> Extracted records:
::::::::::
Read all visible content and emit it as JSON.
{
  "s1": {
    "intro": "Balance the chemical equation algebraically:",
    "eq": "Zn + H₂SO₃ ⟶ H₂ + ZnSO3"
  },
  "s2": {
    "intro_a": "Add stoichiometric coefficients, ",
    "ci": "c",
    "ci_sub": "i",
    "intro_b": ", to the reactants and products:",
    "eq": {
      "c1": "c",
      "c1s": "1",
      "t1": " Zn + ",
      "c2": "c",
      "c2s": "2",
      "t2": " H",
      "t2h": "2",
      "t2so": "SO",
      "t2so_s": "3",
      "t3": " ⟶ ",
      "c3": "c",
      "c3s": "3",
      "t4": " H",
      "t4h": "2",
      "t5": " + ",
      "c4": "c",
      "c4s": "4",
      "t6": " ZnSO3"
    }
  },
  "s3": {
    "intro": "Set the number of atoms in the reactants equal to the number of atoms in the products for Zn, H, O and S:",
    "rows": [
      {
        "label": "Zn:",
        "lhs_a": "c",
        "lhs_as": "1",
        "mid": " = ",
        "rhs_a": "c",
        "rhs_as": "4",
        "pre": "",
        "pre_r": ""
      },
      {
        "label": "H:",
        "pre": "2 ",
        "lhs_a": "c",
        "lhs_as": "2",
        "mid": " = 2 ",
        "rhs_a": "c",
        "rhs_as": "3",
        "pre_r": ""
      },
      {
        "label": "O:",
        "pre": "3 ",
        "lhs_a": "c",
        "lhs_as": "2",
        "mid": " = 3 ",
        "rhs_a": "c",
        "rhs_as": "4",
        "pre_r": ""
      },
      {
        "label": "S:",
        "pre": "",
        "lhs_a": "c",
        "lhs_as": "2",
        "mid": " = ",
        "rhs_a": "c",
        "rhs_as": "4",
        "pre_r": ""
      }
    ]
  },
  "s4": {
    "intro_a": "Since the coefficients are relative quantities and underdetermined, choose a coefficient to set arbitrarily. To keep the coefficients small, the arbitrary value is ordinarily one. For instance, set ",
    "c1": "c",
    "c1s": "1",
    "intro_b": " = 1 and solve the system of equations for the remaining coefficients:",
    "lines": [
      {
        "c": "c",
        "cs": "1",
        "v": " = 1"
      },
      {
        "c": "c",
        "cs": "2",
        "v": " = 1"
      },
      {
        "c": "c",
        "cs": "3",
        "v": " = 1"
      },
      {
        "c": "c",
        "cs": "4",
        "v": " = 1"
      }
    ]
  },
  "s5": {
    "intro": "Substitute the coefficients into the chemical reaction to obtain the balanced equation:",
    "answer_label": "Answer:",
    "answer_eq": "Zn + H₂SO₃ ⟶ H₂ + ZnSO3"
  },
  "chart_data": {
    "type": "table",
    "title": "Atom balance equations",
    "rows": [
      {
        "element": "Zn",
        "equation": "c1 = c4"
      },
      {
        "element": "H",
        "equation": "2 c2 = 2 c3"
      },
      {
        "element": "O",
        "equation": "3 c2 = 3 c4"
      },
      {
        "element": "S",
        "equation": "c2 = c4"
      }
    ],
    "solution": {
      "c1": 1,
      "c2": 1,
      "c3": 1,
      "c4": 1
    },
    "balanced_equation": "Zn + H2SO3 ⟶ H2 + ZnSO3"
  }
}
::::::::::
> Instructions for the task:
Copy each line of the data above without altering a single character.

> Problem solution:
Read all visible content and emit it as JSON.
{
  "s1": {
    "intro": "Balance the chemical equation algebraically:",
    "eq": "Zn + H₂SO₃ ⟶ H₂ + ZnSO3"
  },
  "s2": {
    "intro_a": "Add stoichiometric coefficients, ",
    "ci": "c",
    "ci_sub": "i",
    "intro_b": ", to the reactants and products:",
    "eq": {
      "c1": "c",
      "c1s": "1",
      "t1": " Zn + ",
      "c2": "c",
      "c2s": "2",
      "t2": " H",
      "t2h": "2",
      "t2so": "SO",
      "t2so_s": "3",
      "t3": " ⟶ ",
      "c3": "c",
      "c3s": "3",
      "t4": " H",
      "t4h": "2",
      "t5": " + ",
      "c4": "c",
      "c4s": "4",
      "t6": " ZnSO3"
    }
  },
  "s3": {
    "intro": "Set the number of atoms in the reactants equal to the number of atoms in the products for Zn, H, O and S:",
    "rows": [
      {
        "label": "Zn:",
        "lhs_a": "c",
        "lhs_as": "1",
        "mid": " = ",
        "rhs_a": "c",
        "rhs_as": "4",
        "pre": "",
        "pre_r": ""
      },
      {
        "label": "H:",
        "pre": "2 ",
        "lhs_a": "c",
        "lhs_as": "2",
        "mid": " = 2 ",
        "rhs_a": "c",
        "rhs_as": "3",
        "pre_r": ""
      },
      {
        "label": "O:",
        "pre": "3 ",
        "lhs_a": "c",
        "lhs_as": "2",
        "mid": " = 3 ",
        "rhs_a": "c",
        "rhs_as": "4",
        "pre_r": ""
      },
      {
        "label": "S:",
        "pre": "",
        "lhs_a": "c",
        "lhs_as": "2",
        "mid": " = ",
        "rhs_a": "c",
        "rhs_as": "4",
        "pre_r": ""
      }
    ]
  },
  "s4": {
    "intro_a": "Since the coefficients are relative quantities and underdetermined, choose a coefficient to set arbitrarily. To keep the coefficients small, the arbitrary value is ordinarily one. For instance, set ",
    "c1": "c",
    "c1s": "1",
    "intro_b": " = 1 and solve the system of equations for the remaining coefficients:",
    "lines": [
      {
        "c": "c",
        "cs": "1",
        "v": " = 1"
      },
      {
        "c": "c",
        "cs": "2",
        "v": " = 1"
      },
      {
        "c": "c",
        "cs": "3",
        "v": " = 1"
      },
      {
        "c": "c",
        "cs": "4",
        "v": " = 1"
      }
    ]
  },
  "s5": {
    "intro": "Substitute the coefficients into the chemical reaction to obtain the balanced equation:",
    "answer_label": "Answer:",
    "answer_eq": "Zn + H₂SO₃ ⟶ H₂ + ZnSO3"
  },
  "chart_data": {
    "type": "table",
    "title": "Atom balance equations",
    "rows": [
      {
        "element": "Zn",
        "equation": "c1 = c4"
      },
      {
        "element": "H",
        "equation": "2 c2 = 2 c3"
      },
      {
        "element": "O",
        "equation": "3 c2 = 3 c4"
      },
      {
        "element": "S",
        "equation": "c2 = c4"
      }
    ],
    "solution": {
      "c1": 1,
      "c2": 1,
      "c3": 1,
      "c4": 1
    },
    "balanced_equation": "Zn + H2SO3 ⟶ H2 + ZnSO3"
  }
}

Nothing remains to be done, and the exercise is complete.